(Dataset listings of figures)
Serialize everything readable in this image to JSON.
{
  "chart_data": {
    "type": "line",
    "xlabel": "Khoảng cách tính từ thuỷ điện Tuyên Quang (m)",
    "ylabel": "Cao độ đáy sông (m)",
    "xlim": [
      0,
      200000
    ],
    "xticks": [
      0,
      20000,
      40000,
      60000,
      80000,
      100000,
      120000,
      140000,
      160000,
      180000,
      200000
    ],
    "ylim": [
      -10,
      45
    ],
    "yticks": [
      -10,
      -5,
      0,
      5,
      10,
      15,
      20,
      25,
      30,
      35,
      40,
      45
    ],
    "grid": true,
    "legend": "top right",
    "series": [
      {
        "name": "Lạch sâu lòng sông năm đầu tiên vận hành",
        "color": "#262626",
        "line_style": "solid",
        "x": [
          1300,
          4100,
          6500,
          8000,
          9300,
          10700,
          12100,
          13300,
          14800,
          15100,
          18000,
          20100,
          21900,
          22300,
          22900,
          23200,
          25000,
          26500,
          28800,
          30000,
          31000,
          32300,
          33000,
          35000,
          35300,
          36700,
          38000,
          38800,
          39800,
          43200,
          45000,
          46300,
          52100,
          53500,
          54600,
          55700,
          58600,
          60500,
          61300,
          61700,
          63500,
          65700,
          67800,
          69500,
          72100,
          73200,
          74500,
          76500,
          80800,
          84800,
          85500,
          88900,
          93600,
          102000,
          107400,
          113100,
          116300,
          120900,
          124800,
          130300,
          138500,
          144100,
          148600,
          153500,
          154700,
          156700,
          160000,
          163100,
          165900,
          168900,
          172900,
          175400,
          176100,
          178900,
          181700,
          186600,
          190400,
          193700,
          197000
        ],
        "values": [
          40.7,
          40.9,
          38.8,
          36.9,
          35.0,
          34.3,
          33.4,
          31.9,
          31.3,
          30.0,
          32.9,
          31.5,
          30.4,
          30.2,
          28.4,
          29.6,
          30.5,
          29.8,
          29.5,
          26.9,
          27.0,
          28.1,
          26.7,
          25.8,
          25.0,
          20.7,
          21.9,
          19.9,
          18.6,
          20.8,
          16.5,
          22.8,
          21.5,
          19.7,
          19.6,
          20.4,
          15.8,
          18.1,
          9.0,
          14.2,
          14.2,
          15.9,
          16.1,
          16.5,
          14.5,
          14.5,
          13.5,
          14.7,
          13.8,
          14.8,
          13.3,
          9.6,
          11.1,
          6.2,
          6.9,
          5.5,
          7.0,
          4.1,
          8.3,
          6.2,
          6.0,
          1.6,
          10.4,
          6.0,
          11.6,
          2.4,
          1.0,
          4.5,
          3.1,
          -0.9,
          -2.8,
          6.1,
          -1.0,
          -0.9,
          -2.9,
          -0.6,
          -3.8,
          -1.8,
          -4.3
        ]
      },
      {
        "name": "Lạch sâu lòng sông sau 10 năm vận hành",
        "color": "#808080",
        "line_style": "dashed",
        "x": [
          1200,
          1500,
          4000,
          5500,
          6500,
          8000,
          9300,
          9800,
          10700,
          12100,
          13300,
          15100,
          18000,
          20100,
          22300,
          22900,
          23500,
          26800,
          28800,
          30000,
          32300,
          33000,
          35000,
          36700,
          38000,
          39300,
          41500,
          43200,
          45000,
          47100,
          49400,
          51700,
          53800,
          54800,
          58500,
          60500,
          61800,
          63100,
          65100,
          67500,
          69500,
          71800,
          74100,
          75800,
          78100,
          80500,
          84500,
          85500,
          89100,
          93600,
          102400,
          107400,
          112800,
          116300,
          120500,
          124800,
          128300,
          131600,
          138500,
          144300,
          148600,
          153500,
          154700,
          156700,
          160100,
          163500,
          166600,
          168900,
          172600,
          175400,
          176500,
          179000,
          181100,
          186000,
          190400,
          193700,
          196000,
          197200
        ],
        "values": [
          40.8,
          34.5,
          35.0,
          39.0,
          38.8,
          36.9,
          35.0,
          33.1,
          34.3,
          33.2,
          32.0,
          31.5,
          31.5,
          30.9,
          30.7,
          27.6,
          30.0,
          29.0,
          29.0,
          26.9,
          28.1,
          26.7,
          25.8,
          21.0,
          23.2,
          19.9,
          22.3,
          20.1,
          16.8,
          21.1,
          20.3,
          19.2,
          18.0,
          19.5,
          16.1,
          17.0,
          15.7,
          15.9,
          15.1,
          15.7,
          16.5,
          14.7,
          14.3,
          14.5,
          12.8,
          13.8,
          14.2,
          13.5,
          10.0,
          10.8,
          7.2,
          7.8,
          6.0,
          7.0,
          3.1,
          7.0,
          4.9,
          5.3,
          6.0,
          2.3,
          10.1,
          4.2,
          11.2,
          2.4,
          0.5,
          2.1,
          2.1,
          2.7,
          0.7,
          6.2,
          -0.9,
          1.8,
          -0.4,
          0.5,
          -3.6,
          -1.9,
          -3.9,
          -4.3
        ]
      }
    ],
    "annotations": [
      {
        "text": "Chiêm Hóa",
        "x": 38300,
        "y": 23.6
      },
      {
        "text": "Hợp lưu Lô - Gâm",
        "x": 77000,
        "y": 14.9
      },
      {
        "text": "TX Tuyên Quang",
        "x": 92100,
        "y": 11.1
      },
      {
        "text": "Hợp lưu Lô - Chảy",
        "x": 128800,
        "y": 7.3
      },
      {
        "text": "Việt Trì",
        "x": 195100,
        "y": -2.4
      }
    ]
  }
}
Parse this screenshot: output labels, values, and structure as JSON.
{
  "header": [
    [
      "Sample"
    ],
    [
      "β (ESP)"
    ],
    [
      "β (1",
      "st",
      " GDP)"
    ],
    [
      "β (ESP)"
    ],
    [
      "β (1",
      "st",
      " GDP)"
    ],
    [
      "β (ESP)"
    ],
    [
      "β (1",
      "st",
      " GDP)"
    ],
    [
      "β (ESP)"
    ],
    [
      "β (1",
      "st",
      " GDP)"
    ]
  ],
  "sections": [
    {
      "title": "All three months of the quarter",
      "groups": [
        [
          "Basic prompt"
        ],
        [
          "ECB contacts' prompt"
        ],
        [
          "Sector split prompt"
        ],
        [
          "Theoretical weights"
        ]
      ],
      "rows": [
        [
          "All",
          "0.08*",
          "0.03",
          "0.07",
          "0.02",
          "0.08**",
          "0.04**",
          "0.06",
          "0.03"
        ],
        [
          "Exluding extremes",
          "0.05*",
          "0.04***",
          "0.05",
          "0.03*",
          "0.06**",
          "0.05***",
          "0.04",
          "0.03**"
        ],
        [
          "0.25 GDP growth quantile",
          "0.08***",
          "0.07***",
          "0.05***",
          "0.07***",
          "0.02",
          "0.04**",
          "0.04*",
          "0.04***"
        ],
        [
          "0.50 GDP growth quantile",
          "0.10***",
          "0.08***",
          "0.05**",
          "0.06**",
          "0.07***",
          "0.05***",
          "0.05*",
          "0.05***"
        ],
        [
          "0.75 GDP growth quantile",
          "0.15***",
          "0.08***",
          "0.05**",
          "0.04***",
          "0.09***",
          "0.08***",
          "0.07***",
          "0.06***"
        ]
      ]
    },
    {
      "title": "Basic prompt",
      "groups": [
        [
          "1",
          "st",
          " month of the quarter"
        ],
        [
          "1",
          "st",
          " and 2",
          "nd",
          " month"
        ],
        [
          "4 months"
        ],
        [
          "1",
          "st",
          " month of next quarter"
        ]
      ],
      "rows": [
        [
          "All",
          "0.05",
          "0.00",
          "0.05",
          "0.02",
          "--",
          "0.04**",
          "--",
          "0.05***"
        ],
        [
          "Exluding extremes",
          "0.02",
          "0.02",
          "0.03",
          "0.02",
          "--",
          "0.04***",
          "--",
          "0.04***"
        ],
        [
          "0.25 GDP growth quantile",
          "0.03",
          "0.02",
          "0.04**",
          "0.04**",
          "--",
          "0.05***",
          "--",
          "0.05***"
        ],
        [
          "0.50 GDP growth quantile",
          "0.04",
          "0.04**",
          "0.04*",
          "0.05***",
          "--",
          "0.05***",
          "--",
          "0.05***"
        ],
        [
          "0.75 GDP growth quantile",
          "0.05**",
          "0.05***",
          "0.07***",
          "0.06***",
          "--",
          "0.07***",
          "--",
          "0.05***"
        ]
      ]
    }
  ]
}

» **AIM OF THE EXERCISE**
Of the lines in this data, how many contain "JSON"? Reply with only the number.

» **EXERCISE ANSWER**
2